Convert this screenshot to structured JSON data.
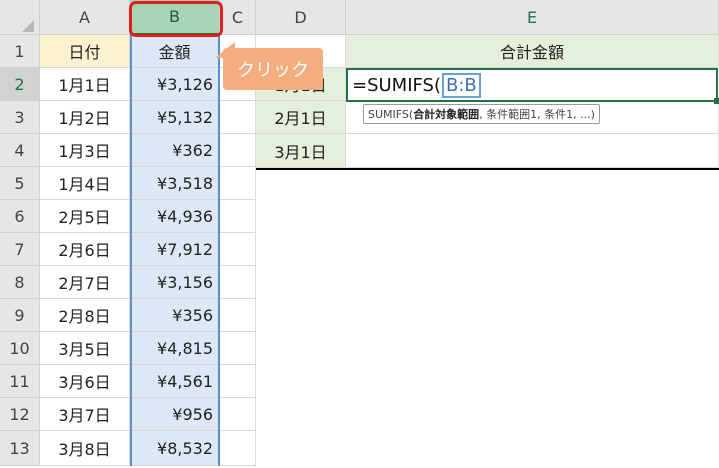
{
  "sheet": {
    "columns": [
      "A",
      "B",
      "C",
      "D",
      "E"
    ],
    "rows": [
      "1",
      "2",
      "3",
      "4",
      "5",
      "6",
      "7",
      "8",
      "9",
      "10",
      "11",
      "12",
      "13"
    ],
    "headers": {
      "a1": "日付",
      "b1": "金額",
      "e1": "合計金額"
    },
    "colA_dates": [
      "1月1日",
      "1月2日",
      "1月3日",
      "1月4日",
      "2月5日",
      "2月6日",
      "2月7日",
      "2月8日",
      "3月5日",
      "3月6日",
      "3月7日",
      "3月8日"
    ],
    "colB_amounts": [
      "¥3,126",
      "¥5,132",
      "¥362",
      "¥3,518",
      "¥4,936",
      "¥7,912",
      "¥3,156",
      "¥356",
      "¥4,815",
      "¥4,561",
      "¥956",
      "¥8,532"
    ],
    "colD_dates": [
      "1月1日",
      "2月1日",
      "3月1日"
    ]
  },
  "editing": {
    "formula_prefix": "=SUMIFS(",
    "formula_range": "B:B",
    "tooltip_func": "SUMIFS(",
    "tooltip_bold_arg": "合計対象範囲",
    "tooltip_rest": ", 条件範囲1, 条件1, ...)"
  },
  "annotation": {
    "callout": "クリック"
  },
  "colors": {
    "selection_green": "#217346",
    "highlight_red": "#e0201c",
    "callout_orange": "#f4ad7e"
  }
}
- - - - -
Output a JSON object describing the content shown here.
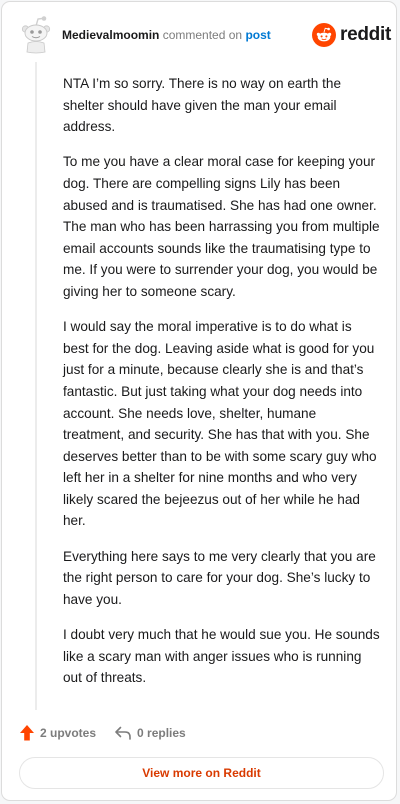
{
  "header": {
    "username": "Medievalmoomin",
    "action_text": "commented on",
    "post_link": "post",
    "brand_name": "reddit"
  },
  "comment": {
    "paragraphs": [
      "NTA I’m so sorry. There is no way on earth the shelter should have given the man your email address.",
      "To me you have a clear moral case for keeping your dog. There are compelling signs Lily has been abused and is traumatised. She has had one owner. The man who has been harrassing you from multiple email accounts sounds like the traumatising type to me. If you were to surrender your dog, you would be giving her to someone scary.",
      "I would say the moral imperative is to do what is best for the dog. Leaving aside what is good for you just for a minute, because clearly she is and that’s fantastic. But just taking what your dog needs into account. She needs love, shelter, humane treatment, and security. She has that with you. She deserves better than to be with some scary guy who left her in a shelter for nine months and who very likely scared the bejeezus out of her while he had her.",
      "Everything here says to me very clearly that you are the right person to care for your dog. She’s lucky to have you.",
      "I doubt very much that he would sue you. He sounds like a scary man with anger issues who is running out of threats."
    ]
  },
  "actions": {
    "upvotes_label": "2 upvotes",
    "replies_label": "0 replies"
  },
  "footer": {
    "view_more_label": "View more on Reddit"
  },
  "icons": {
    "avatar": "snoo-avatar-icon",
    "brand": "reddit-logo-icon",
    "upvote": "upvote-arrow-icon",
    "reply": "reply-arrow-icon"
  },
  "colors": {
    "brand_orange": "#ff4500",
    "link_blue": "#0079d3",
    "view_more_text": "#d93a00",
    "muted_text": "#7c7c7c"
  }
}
- - - - -
INSTRUCTIONS FOR THE TASK:
Please list every line of the records that contains "email".

ANSWER TO THE TASK:
      "NTA I’m so sorry. There is no way on earth the shelter should have given the man your email address.",
      "To me you have a clear moral case for keeping your dog. There are compelling signs Lily has been abused and is traumatised. She has had one owner. The man who has been harrassing you from multiple email accounts sounds like the traumatising type to me. If you were to surrender your dog, you would be giving her to someone scary.",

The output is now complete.